> [Problem to solve] Write out every single entry exactly.

Saved data entries
⟨

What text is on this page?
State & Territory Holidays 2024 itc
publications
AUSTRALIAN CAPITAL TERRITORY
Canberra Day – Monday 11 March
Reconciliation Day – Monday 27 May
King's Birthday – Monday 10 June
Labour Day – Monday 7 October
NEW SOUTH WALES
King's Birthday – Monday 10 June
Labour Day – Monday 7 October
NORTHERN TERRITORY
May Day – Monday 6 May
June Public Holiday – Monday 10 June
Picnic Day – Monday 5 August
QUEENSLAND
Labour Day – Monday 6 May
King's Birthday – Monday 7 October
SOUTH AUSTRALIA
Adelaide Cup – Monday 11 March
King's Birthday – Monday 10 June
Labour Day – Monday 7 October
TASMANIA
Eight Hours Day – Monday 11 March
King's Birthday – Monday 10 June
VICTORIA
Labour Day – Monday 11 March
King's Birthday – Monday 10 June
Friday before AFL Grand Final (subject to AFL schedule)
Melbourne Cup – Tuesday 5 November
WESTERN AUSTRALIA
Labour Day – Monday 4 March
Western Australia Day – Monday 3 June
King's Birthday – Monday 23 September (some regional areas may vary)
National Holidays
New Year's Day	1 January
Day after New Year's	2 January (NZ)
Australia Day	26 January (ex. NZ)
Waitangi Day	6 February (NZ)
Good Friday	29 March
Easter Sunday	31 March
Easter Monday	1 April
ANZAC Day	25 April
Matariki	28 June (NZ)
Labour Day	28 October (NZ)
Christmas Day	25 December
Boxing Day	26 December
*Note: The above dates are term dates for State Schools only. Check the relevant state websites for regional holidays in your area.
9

⟩

> [Answer for this exercise]
What text is on this page?
State & Territory Holidays 2024 itc
publications
AUSTRALIAN CAPITAL TERRITORY
Canberra Day – Monday 11 March
Reconciliation Day – Monday 27 May
King's Birthday – Monday 10 June
Labour Day – Monday 7 October
NEW SOUTH WALES
King's Birthday – Monday 10 June
Labour Day – Monday 7 October
NORTHERN TERRITORY
May Day – Monday 6 May
June Public Holiday – Monday 10 June
Picnic Day – Monday 5 August
QUEENSLAND
Labour Day – Monday 6 May
King's Birthday – Monday 7 October
SOUTH AUSTRALIA
Adelaide Cup – Monday 11 March
King's Birthday – Monday 10 June
Labour Day – Monday 7 October
TASMANIA
Eight Hours Day – Monday 11 March
King's Birthday – Monday 10 June
VICTORIA
Labour Day – Monday 11 March
King's Birthday – Monday 10 June
Friday before AFL Grand Final (subject to AFL schedule)
Melbourne Cup – Tuesday 5 November
WESTERN AUSTRALIA
Labour Day – Monday 4 March
Western Australia Day – Monday 3 June
King's Birthday – Monday 23 September (some regional areas may vary)
National Holidays
New Year's Day	1 January
Day after New Year's	2 January (NZ)
Australia Day	26 January (ex. NZ)
Waitangi Day	6 February (NZ)
Good Friday	29 March
Easter Sunday	31 March
Easter Monday	1 April
ANZAC Day	25 April
Matariki	28 June (NZ)
Labour Day	28 October (NZ)
Christmas Day	25 December
Boxing Day	26 December
*Note: The above dates are term dates for State Schools only. Check the relevant state websites for regional holidays in your area.
9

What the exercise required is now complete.